*TASK OBJECTIVE*. Filter the records for lines holding the string "this".

Saved entries:
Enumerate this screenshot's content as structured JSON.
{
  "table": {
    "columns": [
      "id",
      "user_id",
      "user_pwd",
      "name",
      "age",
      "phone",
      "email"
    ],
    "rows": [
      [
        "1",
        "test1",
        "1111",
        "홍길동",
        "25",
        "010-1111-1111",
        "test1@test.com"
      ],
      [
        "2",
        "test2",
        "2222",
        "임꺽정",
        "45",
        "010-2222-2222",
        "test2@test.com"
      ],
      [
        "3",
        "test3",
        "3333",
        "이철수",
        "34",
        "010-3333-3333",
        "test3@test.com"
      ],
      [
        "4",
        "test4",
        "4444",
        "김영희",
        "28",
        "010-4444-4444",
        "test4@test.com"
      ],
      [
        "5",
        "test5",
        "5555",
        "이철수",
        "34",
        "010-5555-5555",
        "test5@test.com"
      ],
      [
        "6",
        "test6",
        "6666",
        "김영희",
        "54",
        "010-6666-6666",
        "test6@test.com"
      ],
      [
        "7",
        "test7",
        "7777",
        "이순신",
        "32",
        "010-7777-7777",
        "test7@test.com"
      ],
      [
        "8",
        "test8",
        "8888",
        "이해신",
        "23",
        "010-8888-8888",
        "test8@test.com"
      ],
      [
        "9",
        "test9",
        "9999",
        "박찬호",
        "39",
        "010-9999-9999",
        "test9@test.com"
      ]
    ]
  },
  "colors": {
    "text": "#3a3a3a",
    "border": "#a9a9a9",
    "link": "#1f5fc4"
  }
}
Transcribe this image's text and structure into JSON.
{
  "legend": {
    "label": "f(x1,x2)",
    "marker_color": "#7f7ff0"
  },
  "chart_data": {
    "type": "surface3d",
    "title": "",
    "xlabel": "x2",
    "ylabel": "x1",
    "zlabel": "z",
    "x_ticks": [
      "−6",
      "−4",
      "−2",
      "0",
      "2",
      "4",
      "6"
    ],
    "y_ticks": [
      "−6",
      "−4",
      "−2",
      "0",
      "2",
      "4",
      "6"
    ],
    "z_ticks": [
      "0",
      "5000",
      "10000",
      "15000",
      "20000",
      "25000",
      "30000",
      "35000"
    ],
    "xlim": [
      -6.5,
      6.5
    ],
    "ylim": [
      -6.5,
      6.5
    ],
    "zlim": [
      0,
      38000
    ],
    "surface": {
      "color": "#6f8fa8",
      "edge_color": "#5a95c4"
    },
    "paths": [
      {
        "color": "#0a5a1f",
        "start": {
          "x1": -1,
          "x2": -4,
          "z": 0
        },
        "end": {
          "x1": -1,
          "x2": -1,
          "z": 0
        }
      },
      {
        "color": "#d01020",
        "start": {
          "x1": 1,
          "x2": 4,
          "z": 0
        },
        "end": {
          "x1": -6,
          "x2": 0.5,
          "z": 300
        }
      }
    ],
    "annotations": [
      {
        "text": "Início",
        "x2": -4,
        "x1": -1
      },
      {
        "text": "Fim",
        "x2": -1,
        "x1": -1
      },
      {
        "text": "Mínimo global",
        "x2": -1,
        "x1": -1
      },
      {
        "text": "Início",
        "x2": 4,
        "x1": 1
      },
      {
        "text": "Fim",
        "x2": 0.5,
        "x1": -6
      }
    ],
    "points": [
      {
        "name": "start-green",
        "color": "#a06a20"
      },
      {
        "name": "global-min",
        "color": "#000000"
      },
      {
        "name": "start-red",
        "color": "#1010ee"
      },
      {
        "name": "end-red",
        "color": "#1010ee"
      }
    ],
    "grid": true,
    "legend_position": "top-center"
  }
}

*TASK ANSWER*.
Enumerate this screenshot's content as structured JSON.
Transcribe this image's text and structure into JSON.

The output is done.